## TASK DETAILS
Return all entries precisely as they stand, without the images.

--- Begin ---

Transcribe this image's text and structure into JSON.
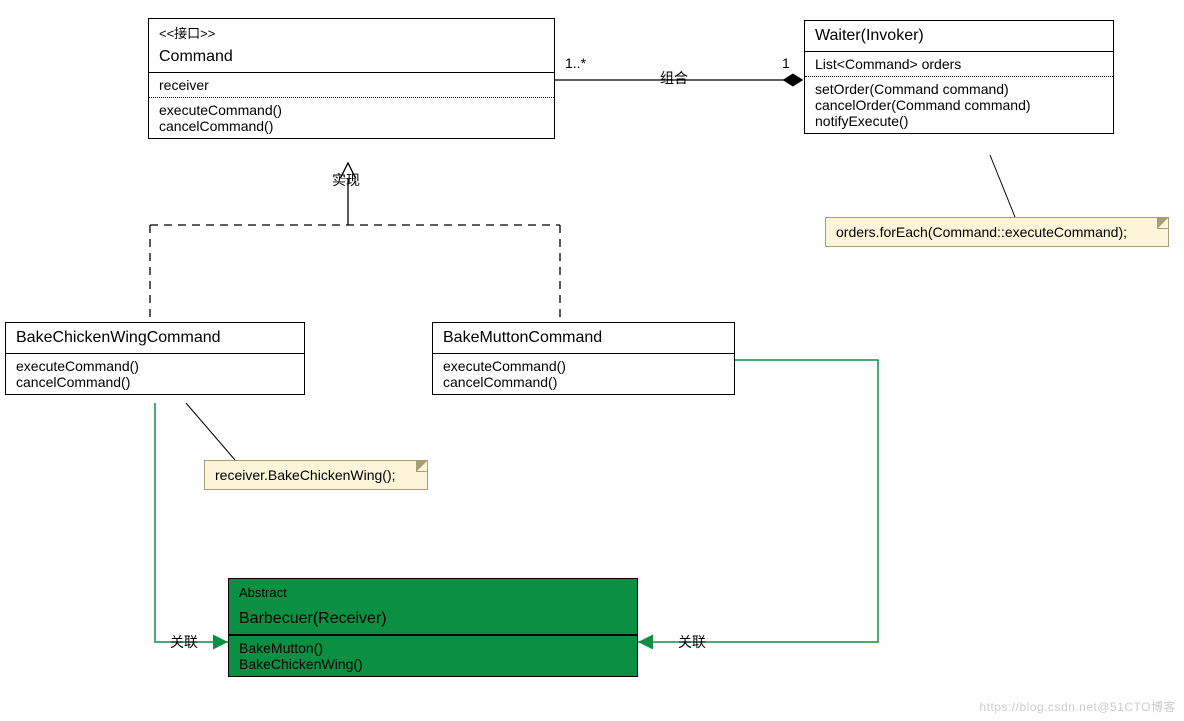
{
  "command": {
    "stereotype": "<<接口>>",
    "name": "Command",
    "attrs": [
      "receiver"
    ],
    "ops": [
      "executeCommand()",
      "cancelCommand()"
    ]
  },
  "waiter": {
    "name": "Waiter(Invoker)",
    "attrs": [
      "List<Command> orders"
    ],
    "ops": [
      "setOrder(Command command)",
      "cancelOrder(Command command)",
      "notifyExecute()"
    ]
  },
  "bakeChicken": {
    "name": "BakeChickenWingCommand",
    "ops": [
      "executeCommand()",
      "cancelCommand()"
    ]
  },
  "bakeMutton": {
    "name": "BakeMuttonCommand",
    "ops": [
      "executeCommand()",
      "cancelCommand()"
    ]
  },
  "barbecuer": {
    "stereotype": "Abstract",
    "name": "Barbecuer(Receiver)",
    "ops": [
      "BakeMutton()",
      "BakeChickenWing()"
    ]
  },
  "labels": {
    "realization": "实现",
    "composition": "组合",
    "assocLeft": "关联",
    "assocRight": "关联",
    "mult_left": "1..*",
    "mult_right": "1"
  },
  "notes": {
    "forEach": "orders.forEach(Command::executeCommand);",
    "receiverCall": "receiver.BakeChickenWing();"
  },
  "watermark": "https://blog.csdn.net@51CTO博客"
}
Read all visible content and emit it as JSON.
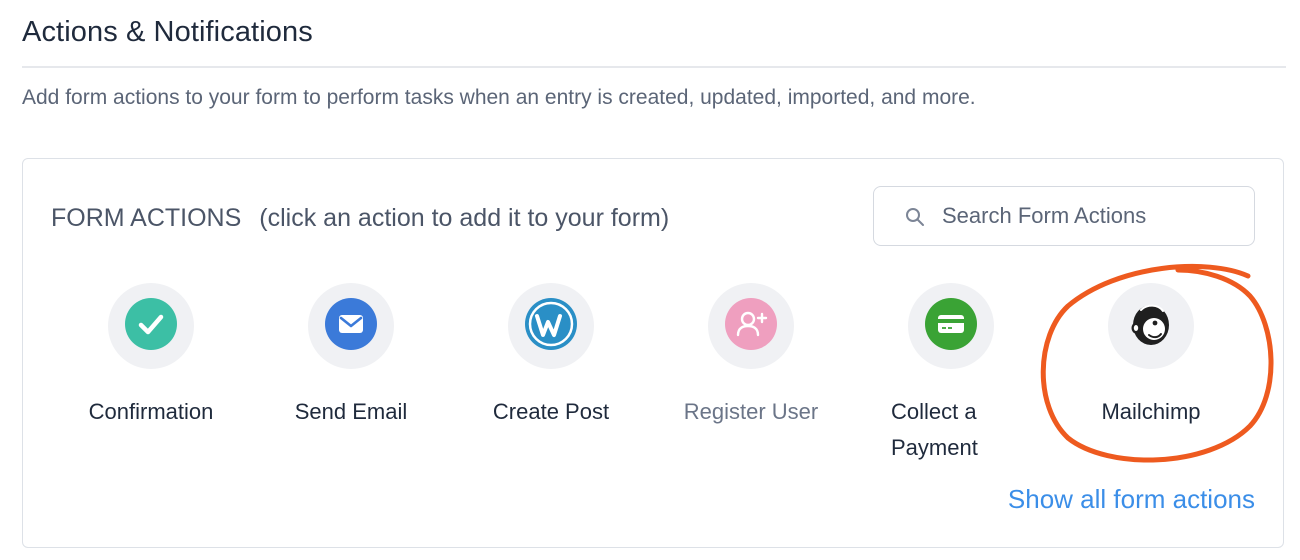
{
  "page": {
    "title": "Actions & Notifications",
    "subtitle": "Add form actions to your form to perform tasks when an entry is created, updated, imported, and more."
  },
  "panel": {
    "header": "FORM ACTIONS",
    "hint": "(click an action to add it to your form)",
    "search": {
      "placeholder": "Search Form Actions",
      "value": "",
      "icon": "search-icon"
    },
    "actions": [
      {
        "label": "Confirmation",
        "icon": "check-icon",
        "color": "#3cbfa5"
      },
      {
        "label": "Send Email",
        "icon": "envelope-icon",
        "color": "#3b7ad9"
      },
      {
        "label": "Create Post",
        "icon": "wordpress-icon",
        "color": "#2a8fc6"
      },
      {
        "label": "Register User",
        "icon": "user-plus-icon",
        "color": "#ef9fbf"
      },
      {
        "label": "Collect a Payment",
        "icon": "credit-card-icon",
        "color": "#3aa335"
      },
      {
        "label": "Mailchimp",
        "icon": "mailchimp-icon",
        "color": "#1f1f1f"
      }
    ],
    "show_all": "Show all form actions"
  },
  "colors": {
    "accent_link": "#3b8ee8",
    "annotation": "#ee5a1f"
  }
}
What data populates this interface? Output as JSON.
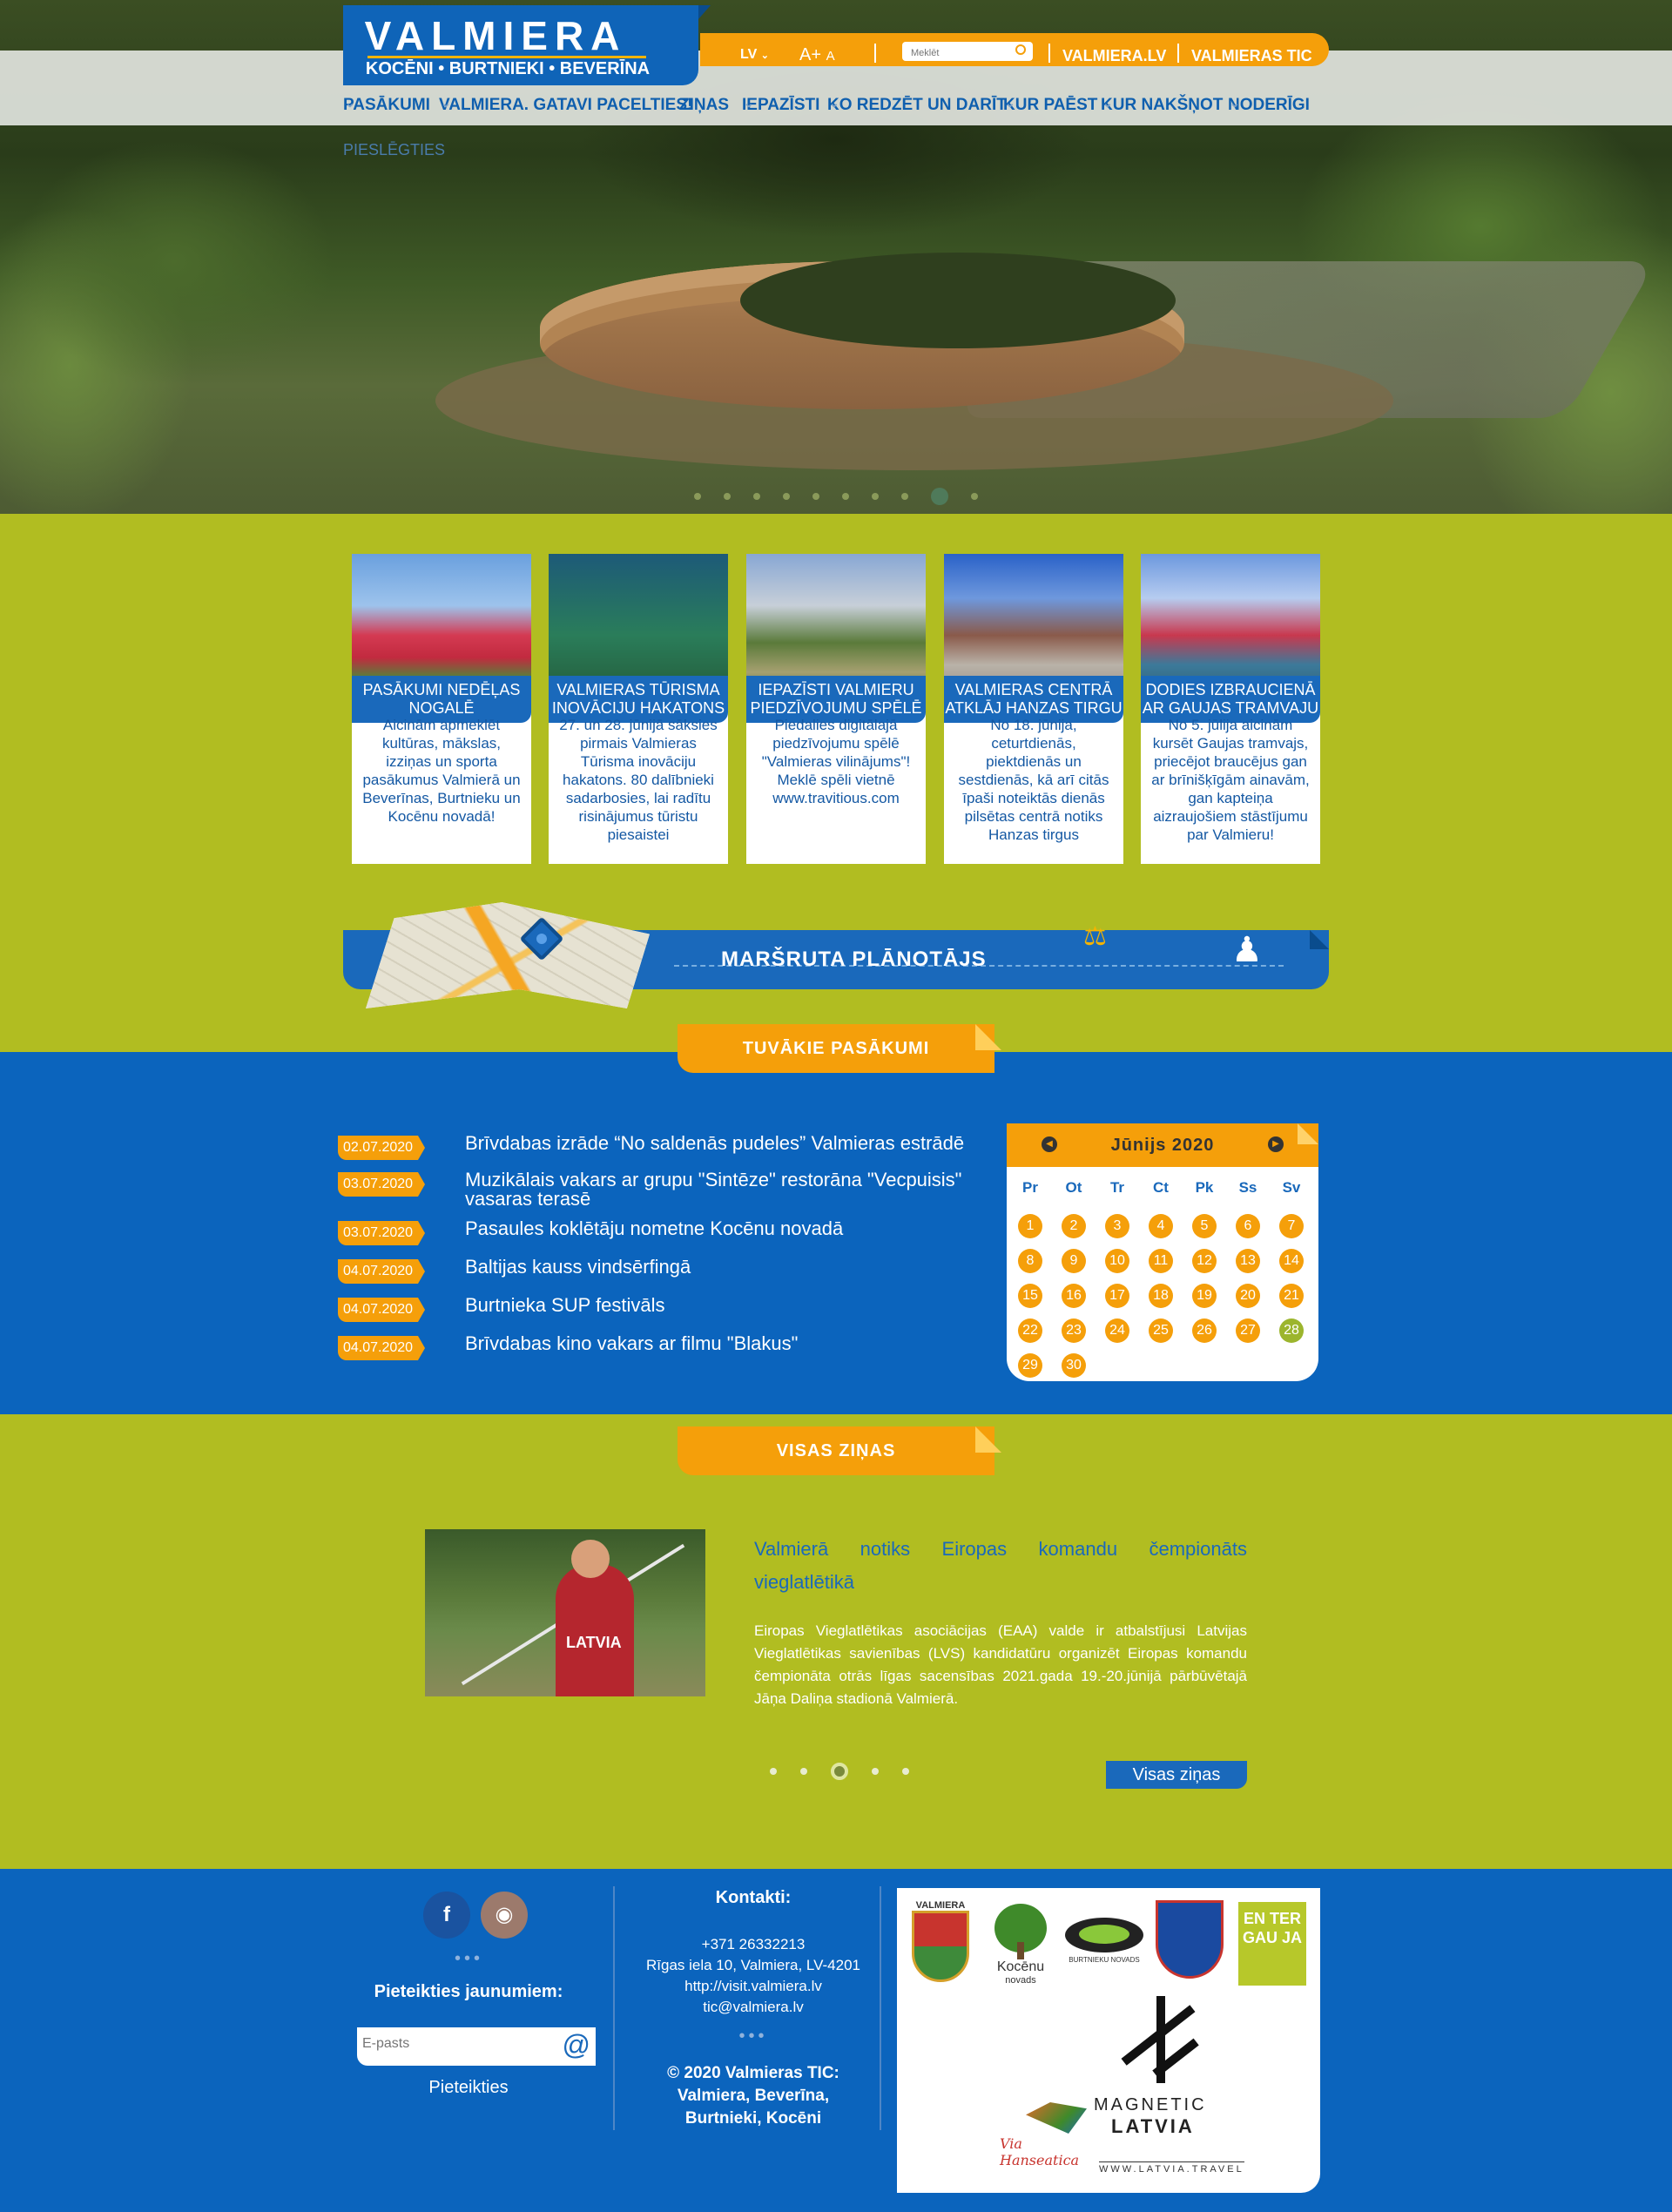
{
  "logo": {
    "name": "VALMIERA",
    "sub": "KOCĒNI • BURTNIEKI • BEVERĪNA"
  },
  "topbar": {
    "lang": "LV",
    "font_large": "A+",
    "font_small": "A",
    "search_placeholder": "Meklēt",
    "link1": "VALMIERA.LV",
    "link2": "VALMIERAS TIC"
  },
  "nav": [
    {
      "label": "PASĀKUMI"
    },
    {
      "label": "VALMIERA. GATAVI PACELTIES!"
    },
    {
      "label": "ZIŅAS"
    },
    {
      "label": "IEPAZĪSTI"
    },
    {
      "label": "KO REDZĒT UN DARĪT"
    },
    {
      "label": "KUR PAĒST"
    },
    {
      "label": "KUR NAKŠŅOT"
    },
    {
      "label": "NODERĪGI"
    }
  ],
  "breadcrumb": "PIESLĒGTIES",
  "cards": [
    {
      "title": "PASĀKUMI NEDĒĻAS NOGALĒ",
      "text": "Aicinām apmeklēt kultūras, mākslas, izziņas un sporta pasākumus Valmierā un Beverīnas, Burtnieku un Kocēnu novadā!"
    },
    {
      "title": "VALMIERAS TŪRISMA INOVĀCIJU HAKATONS",
      "text": "27. un 28. jūnijā sāksies pirmais Valmieras Tūrisma inovāciju hakatons. 80 dalībnieki sadarbosies, lai radītu risinājumus tūristu piesaistei"
    },
    {
      "title": "IEPAZĪSTI VALMIERU PIEDZĪVOJUMU SPĒLĒ",
      "text": "Piedalies digitālajā piedzīvojumu spēlē \"Valmieras vilinājums\"! Meklē spēli vietnē www.travitious.com"
    },
    {
      "title": "VALMIERAS CENTRĀ ATKLĀJ HANZAS TIRGU",
      "text": "No 18. jūnija, ceturtdienās, piektdienās un sestdienās, kā arī citās īpaši noteiktās dienās pilsētas centrā notiks Hanzas tirgus"
    },
    {
      "title": "DODIES IZBRAUCIENĀ AR GAUJAS TRAMVAJU",
      "text": "No 5. jūlija aicinām kursēt Gaujas tramvajs, priecējot braucējus gan ar brīnišķīgām ainavām, gan kapteiņa aizraujošiem stāstījumu par Valmieru!"
    }
  ],
  "route_planner": "MARŠRUTA PLĀNOTĀJS",
  "events_tab": "TUVĀKIE PASĀKUMI",
  "events": [
    {
      "date": "02.07.2020",
      "title": "Brīvdabas izrāde “No saldenās pudeles” Valmieras estrādē"
    },
    {
      "date": "03.07.2020",
      "title": "Muzikālais vakars ar grupu \"Sintēze\" restorāna \"Vecpuisis\" vasaras terasē"
    },
    {
      "date": "03.07.2020",
      "title": "Pasaules koklētāju nometne Kocēnu novadā"
    },
    {
      "date": "04.07.2020",
      "title": "Baltijas kauss vindsērfingā"
    },
    {
      "date": "04.07.2020",
      "title": "Burtnieka SUP festivāls"
    },
    {
      "date": "04.07.2020",
      "title": "Brīvdabas kino vakars ar filmu \"Blakus\""
    }
  ],
  "calendar": {
    "month": "Jūnijs 2020",
    "weekdays": [
      "Pr",
      "Ot",
      "Tr",
      "Ct",
      "Pk",
      "Ss",
      "Sv"
    ],
    "days": [
      "1",
      "2",
      "3",
      "4",
      "5",
      "6",
      "7",
      "8",
      "9",
      "10",
      "11",
      "12",
      "13",
      "14",
      "15",
      "16",
      "17",
      "18",
      "19",
      "20",
      "21",
      "22",
      "23",
      "24",
      "25",
      "26",
      "27",
      "28",
      "29",
      "30"
    ],
    "today": "28"
  },
  "news_tab": "VISAS ZIŅAS",
  "news": {
    "title": "Valmierā notiks Eiropas komandu čempionāts vieglatlētikā",
    "text": "Eiropas Vieglatlētikas asociācijas (EAA) valde ir atbalstījusi Latvijas Vieglatlētikas savienības (LVS) kandidatūru organizēt Eiropas komandu čempionāta otrās līgas sacensības 2021.gada 19.-20.jūnijā pārbūvētajā Jāņa Daliņa stadionā Valmierā.",
    "image_text": "LATVIA",
    "all_news": "Visas ziņas"
  },
  "footer": {
    "subscribe_title": "Pieteikties jaunumiem:",
    "email_placeholder": "E-pasts",
    "subscribe_btn": "Pieteikties",
    "contacts_title": "Kontakti:",
    "phone": "+371 26332213",
    "address": "Rīgas iela 10, Valmiera, LV-4201",
    "site": "http://visit.valmiera.lv",
    "email": "tic@valmiera.lv",
    "copyright_1": "© 2020 Valmieras TIC:",
    "copyright_2": "Valmiera, Beverīna,",
    "copyright_3": "Burtnieki, Kocēni",
    "partner1": "VALMIERA",
    "partner2": "Kocēnu",
    "partner2b": "novads",
    "partner3": "BURTNIEKU NOVADS",
    "partner5": "EN TER GAU JA",
    "magnetic_1": "MAGNETIC",
    "magnetic_2": "LATVIA",
    "latvia_travel": "WWW.LATVIA.TRAVEL",
    "hanseatica": "Via Hanseatica"
  },
  "colors": {
    "green": "#b1bd21",
    "blue": "#0b64bd",
    "orange": "#f59f0a"
  }
}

--- End ---

## FINISHED ANSWER
Transcribe this image's text and structure into JSON.
{
  "command": {
    "stereotype": "<<接口>>",
    "name": "Command",
    "attrs": [
      "receiver"
    ],
    "ops": [
      "executeCommand()",
      "cancelCommand()"
    ]
  },
  "waiter": {
    "name": "Waiter(Invoker)",
    "attrs": [
      "List<Command> orders"
    ],
    "ops": [
      "setOrder(Command command)",
      "cancelOrder(Command command)",
      "notifyExecute()"
    ]
  },
  "bakeChicken": {
    "name": "BakeChickenWingCommand",
    "ops": [
      "executeCommand()",
      "cancelCommand()"
    ]
  },
  "bakeMutton": {
    "name": "BakeMuttonCommand",
    "ops": [
      "executeCommand()",
      "cancelCommand()"
    ]
  },
  "barbecuer": {
    "stereotype": "Abstract",
    "name": "Barbecuer(Receiver)",
    "ops": [
      "BakeMutton()",
      "BakeChickenWing()"
    ]
  },
  "labels": {
    "realization": "实现",
    "composition": "组合",
    "assocLeft": "关联",
    "assocRight": "关联",
    "mult_left": "1..*",
    "mult_right": "1"
  },
  "notes": {
    "forEach": "orders.forEach(Command::executeCommand);",
    "receiverCall": "receiver.BakeChickenWing();"
  },
  "watermark": "https://blog.csdn.net@51CTO博客"
}
Read all visible content and emit it as JSON.
{
  "page": {
    "title": "Actions & Notifications",
    "subtitle": "Add form actions to your form to perform tasks when an entry is created, updated, imported, and more."
  },
  "panel": {
    "header": "FORM ACTIONS",
    "hint": "(click an action to add it to your form)",
    "search": {
      "placeholder": "Search Form Actions",
      "value": "",
      "icon": "search-icon"
    },
    "actions": [
      {
        "label": "Confirmation",
        "icon": "check-icon",
        "color": "#3cbfa5"
      },
      {
        "label": "Send Email",
        "icon": "envelope-icon",
        "color": "#3b7ad9"
      },
      {
        "label": "Create Post",
        "icon": "wordpress-icon",
        "color": "#2a8fc6"
      },
      {
        "label": "Register User",
        "icon": "user-plus-icon",
        "color": "#ef9fbf"
      },
      {
        "label": "Collect a Payment",
        "icon": "credit-card-icon",
        "color": "#3aa335"
      },
      {
        "label": "Mailchimp",
        "icon": "mailchimp-icon",
        "color": "#1f1f1f"
      }
    ],
    "show_all": "Show all form actions"
  },
  "colors": {
    "accent_link": "#3b8ee8",
    "annotation": "#ee5a1f"
  }
}
What data populates this interface? Output as JSON.
{
  "logo": {
    "name": "VALMIERA",
    "sub": "KOCĒNI • BURTNIEKI • BEVERĪNA"
  },
  "topbar": {
    "lang": "LV",
    "font_large": "A+",
    "font_small": "A",
    "search_placeholder": "Meklēt",
    "link1": "VALMIERA.LV",
    "link2": "VALMIERAS TIC"
  },
  "nav": [
    {
      "label": "PASĀKUMI"
    },
    {
      "label": "VALMIERA. GATAVI PACELTIES!"
    },
    {
      "label": "ZIŅAS"
    },
    {
      "label": "IEPAZĪSTI"
    },
    {
      "label": "KO REDZĒT UN DARĪT"
    },
    {
      "label": "KUR PAĒST"
    },
    {
      "label": "KUR NAKŠŅOT"
    },
    {
      "label": "NODERĪGI"
    }
  ],
  "breadcrumb": "PIESLĒGTIES",
  "cards": [
    {
      "title": "PASĀKUMI NEDĒĻAS NOGALĒ",
      "text": "Aicinām apmeklēt kultūras, mākslas, izziņas un sporta pasākumus Valmierā un Beverīnas, Burtnieku un Kocēnu novadā!"
    },
    {
      "title": "VALMIERAS TŪRISMA INOVĀCIJU HAKATONS",
      "text": "27. un 28. jūnijā sāksies pirmais Valmieras Tūrisma inovāciju hakatons. 80 dalībnieki sadarbosies, lai radītu risinājumus tūristu piesaistei"
    },
    {
      "title": "IEPAZĪSTI VALMIERU PIEDZĪVOJUMU SPĒLĒ",
      "text": "Piedalies digitālajā piedzīvojumu spēlē \"Valmieras vilinājums\"! Meklē spēli vietnē www.travitious.com"
    },
    {
      "title": "VALMIERAS CENTRĀ ATKLĀJ HANZAS TIRGU",
      "text": "No 18. jūnija, ceturtdienās, piektdienās un sestdienās, kā arī citās īpaši noteiktās dienās pilsētas centrā notiks Hanzas tirgus"
    },
    {
      "title": "DODIES IZBRAUCIENĀ AR GAUJAS TRAMVAJU",
      "text": "No 5. jūlija aicinām kursēt Gaujas tramvajs, priecējot braucējus gan ar brīnišķīgām ainavām, gan kapteiņa aizraujošiem stāstījumu par Valmieru!"
    }
  ],
  "route_planner": "MARŠRUTA PLĀNOTĀJS",
  "events_tab": "TUVĀKIE PASĀKUMI",
  "events": [
    {
      "date": "02.07.2020",
      "title": "Brīvdabas izrāde “No saldenās pudeles” Valmieras estrādē"
    },
    {
      "date": "03.07.2020",
      "title": "Muzikālais vakars ar grupu \"Sintēze\" restorāna \"Vecpuisis\" vasaras terasē"
    },
    {
      "date": "03.07.2020",
      "title": "Pasaules koklētāju nometne Kocēnu novadā"
    },
    {
      "date": "04.07.2020",
      "title": "Baltijas kauss vindsērfingā"
    },
    {
      "date": "04.07.2020",
      "title": "Burtnieka SUP festivāls"
    },
    {
      "date": "04.07.2020",
      "title": "Brīvdabas kino vakars ar filmu \"Blakus\""
    }
  ],
  "calendar": {
    "month": "Jūnijs 2020",
    "weekdays": [
      "Pr",
      "Ot",
      "Tr",
      "Ct",
      "Pk",
      "Ss",
      "Sv"
    ],
    "days": [
      "1",
      "2",
      "3",
      "4",
      "5",
      "6",
      "7",
      "8",
      "9",
      "10",
      "11",
      "12",
      "13",
      "14",
      "15",
      "16",
      "17",
      "18",
      "19",
      "20",
      "21",
      "22",
      "23",
      "24",
      "25",
      "26",
      "27",
      "28",
      "29",
      "30"
    ],
    "today": "28"
  },
  "news_tab": "VISAS ZIŅAS",
  "news": {
    "title": "Valmierā notiks Eiropas komandu čempionāts vieglatlētikā",
    "text": "Eiropas Vieglatlētikas asociācijas (EAA) valde ir atbalstījusi Latvijas Vieglatlētikas savienības (LVS) kandidatūru organizēt Eiropas komandu čempionāta otrās līgas sacensības 2021.gada 19.-20.jūnijā pārbūvētajā Jāņa Daliņa stadionā Valmierā.",
    "image_text": "LATVIA",
    "all_news": "Visas ziņas"
  },
  "footer": {
    "subscribe_title": "Pieteikties jaunumiem:",
    "email_placeholder": "E-pasts",
    "subscribe_btn": "Pieteikties",
    "contacts_title": "Kontakti:",
    "phone": "+371 26332213",
    "address": "Rīgas iela 10, Valmiera, LV-4201",
    "site": "http://visit.valmiera.lv",
    "email": "tic@valmiera.lv",
    "copyright_1": "© 2020 Valmieras TIC:",
    "copyright_2": "Valmiera, Beverīna,",
    "copyright_3": "Burtnieki, Kocēni",
    "partner1": "VALMIERA",
    "partner2": "Kocēnu",
    "partner2b": "novads",
    "partner3": "BURTNIEKU NOVADS",
    "partner5": "EN TER GAU JA",
    "magnetic_1": "MAGNETIC",
    "magnetic_2": "LATVIA",
    "latvia_travel": "WWW.LATVIA.TRAVEL",
    "hanseatica": "Via Hanseatica"
  },
  "colors": {
    "green": "#b1bd21",
    "blue": "#0b64bd",
    "orange": "#f59f0a"
  }
}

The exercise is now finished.